# Problem statement
Tally the lines holding "group" and state only that figure.

--*--

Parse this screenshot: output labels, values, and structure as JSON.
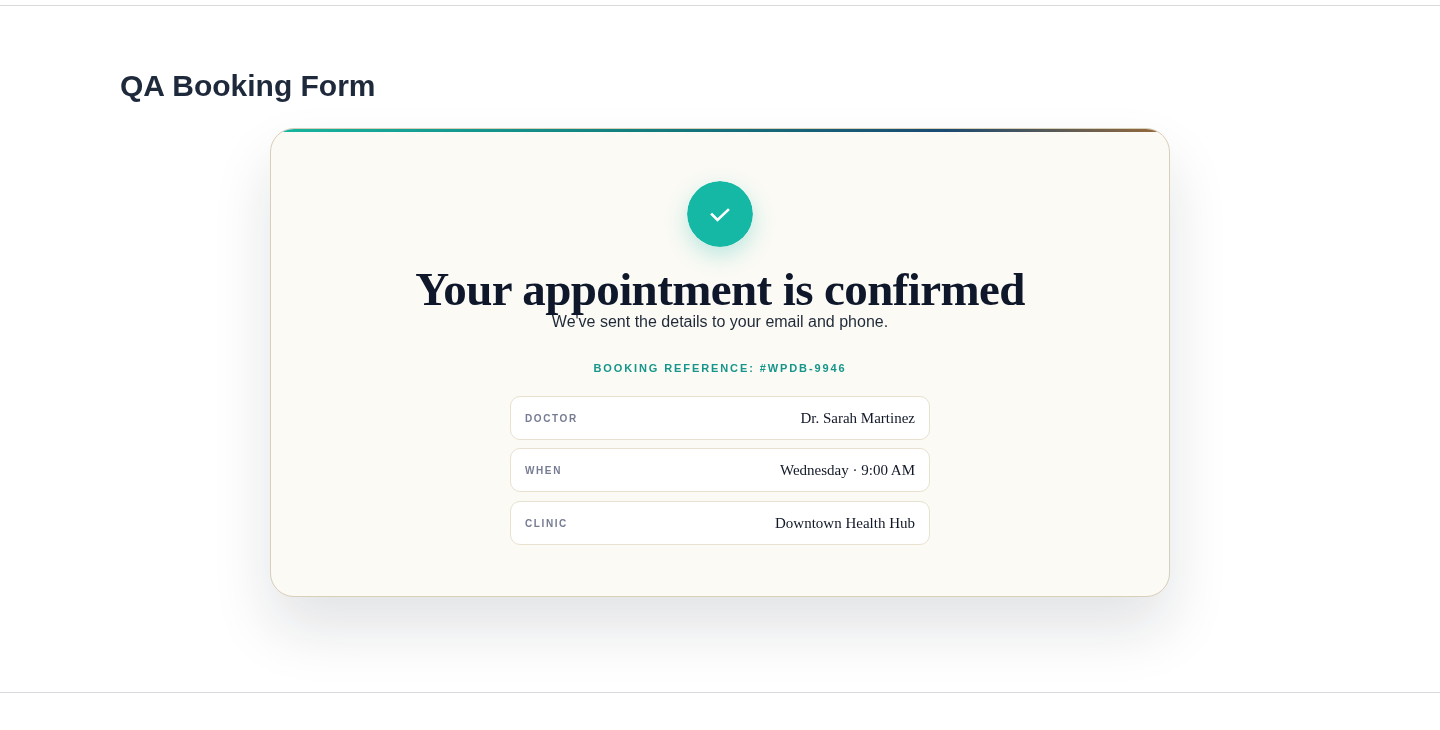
{
  "page_title": "QA Booking Form",
  "card": {
    "heading": "Your appointment is confirmed",
    "subtitle": "We've sent the details to your email and phone.",
    "reference": "BOOKING REFERENCE: #WPDB-9946",
    "details": [
      {
        "label": "DOCTOR",
        "value": "Dr. Sarah Martinez"
      },
      {
        "label": "WHEN",
        "value": "Wednesday · 9:00 AM"
      },
      {
        "label": "CLINIC",
        "value": "Downtown Health Hub"
      }
    ]
  }
}
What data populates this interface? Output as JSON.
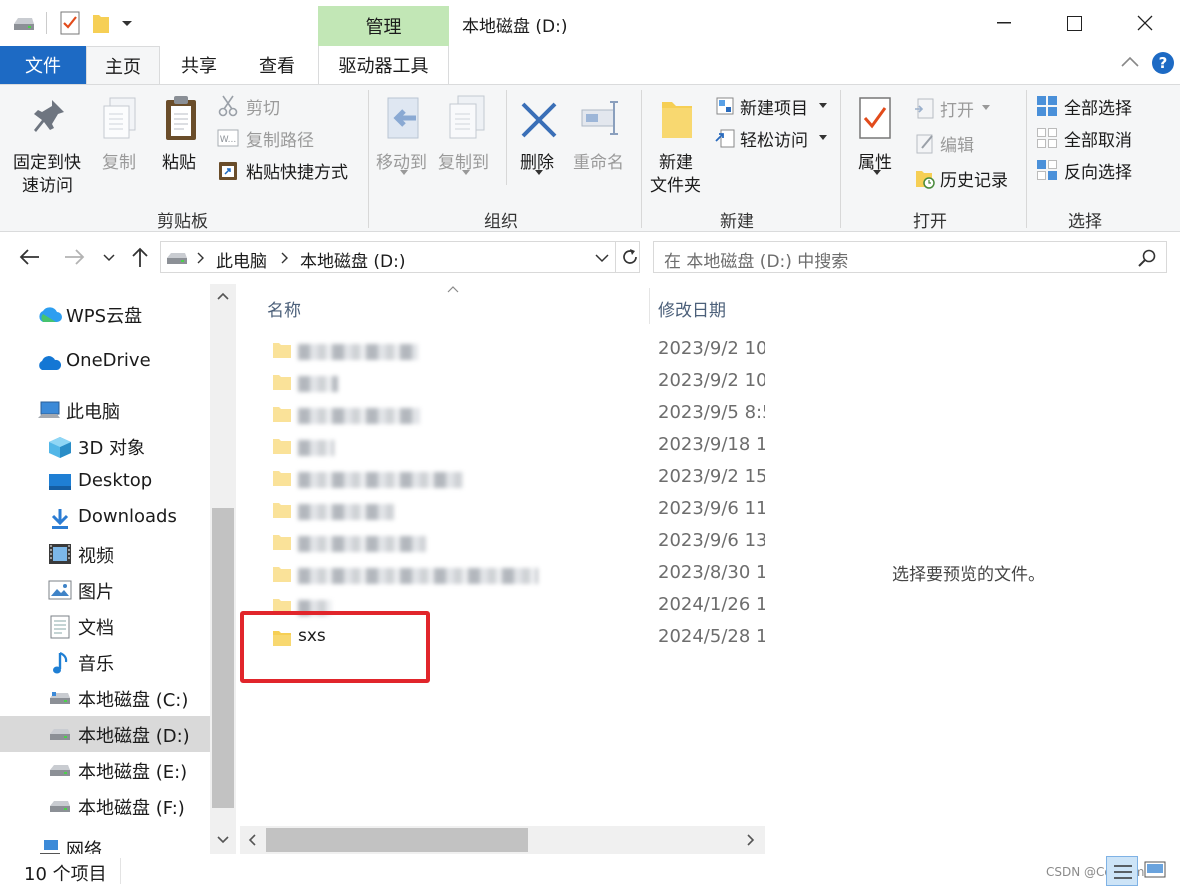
{
  "window": {
    "title": "本地磁盘 (D:)"
  },
  "tabs": {
    "file": "文件",
    "home": "主页",
    "share": "共享",
    "view": "查看",
    "manage_context": "管理",
    "drive_tools": "驱动器工具"
  },
  "ribbon": {
    "clipboard": {
      "pin": [
        "固定到快",
        "速访问"
      ],
      "copy": "复制",
      "paste": "粘贴",
      "cut": "剪切",
      "copy_path": "复制路径",
      "paste_shortcut": "粘贴快捷方式",
      "group": "剪贴板"
    },
    "organize": {
      "move_to": "移动到",
      "copy_to": "复制到",
      "delete": "删除",
      "rename": "重命名",
      "group": "组织"
    },
    "new": {
      "new_folder": [
        "新建",
        "文件夹"
      ],
      "new_item": "新建项目",
      "easy_access": "轻松访问",
      "group": "新建"
    },
    "open": {
      "properties": "属性",
      "open": "打开",
      "edit": "编辑",
      "history": "历史记录",
      "group": "打开"
    },
    "select": {
      "select_all": "全部选择",
      "select_none": "全部取消",
      "invert": "反向选择",
      "group": "选择"
    }
  },
  "address": {
    "crumbs": [
      "此电脑",
      "本地磁盘 (D:)"
    ],
    "search_placeholder": "在 本地磁盘 (D:) 中搜索"
  },
  "sidebar": {
    "items": [
      {
        "label": "WPS云盘",
        "icon": "cloud-icon"
      },
      {
        "label": "OneDrive",
        "icon": "onedrive-icon"
      },
      {
        "label": "此电脑",
        "icon": "computer-icon"
      },
      {
        "label": "3D 对象",
        "icon": "cube-icon"
      },
      {
        "label": "Desktop",
        "icon": "desktop-icon"
      },
      {
        "label": "Downloads",
        "icon": "download-icon"
      },
      {
        "label": "视频",
        "icon": "video-icon"
      },
      {
        "label": "图片",
        "icon": "picture-icon"
      },
      {
        "label": "文档",
        "icon": "document-icon"
      },
      {
        "label": "音乐",
        "icon": "music-icon"
      },
      {
        "label": "本地磁盘 (C:)",
        "icon": "drive-icon"
      },
      {
        "label": "本地磁盘 (D:)",
        "icon": "drive-icon"
      },
      {
        "label": "本地磁盘 (E:)",
        "icon": "drive-icon"
      },
      {
        "label": "本地磁盘 (F:)",
        "icon": "drive-icon"
      },
      {
        "label": "网络",
        "icon": "network-icon"
      }
    ]
  },
  "filelist": {
    "columns": {
      "name": "名称",
      "date": "修改日期"
    },
    "rows": [
      {
        "name": "",
        "date": "2023/9/2 10"
      },
      {
        "name": "",
        "date": "2023/9/2 10"
      },
      {
        "name": "",
        "date": "2023/9/5 8:5"
      },
      {
        "name": "",
        "date": "2023/9/18 1"
      },
      {
        "name": "",
        "date": "2023/9/2 15"
      },
      {
        "name": "",
        "date": "2023/9/6 11"
      },
      {
        "name": "",
        "date": "2023/9/6 13"
      },
      {
        "name": "",
        "date": "2023/8/30 1"
      },
      {
        "name": "",
        "date": "2024/1/26 1"
      },
      {
        "name": "sxs",
        "date": "2024/5/28 1"
      }
    ]
  },
  "preview": {
    "empty_text": "选择要预览的文件。"
  },
  "status": {
    "count": "10 个项目",
    "watermark": "CSDN @Code_mel"
  },
  "colors": {
    "accent": "#1d6ac4",
    "manage_tab": "#c2e7b6",
    "highlight": "#e1252b",
    "folder": "#f6cf55"
  }
}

--*--

# Answer for this exercise
5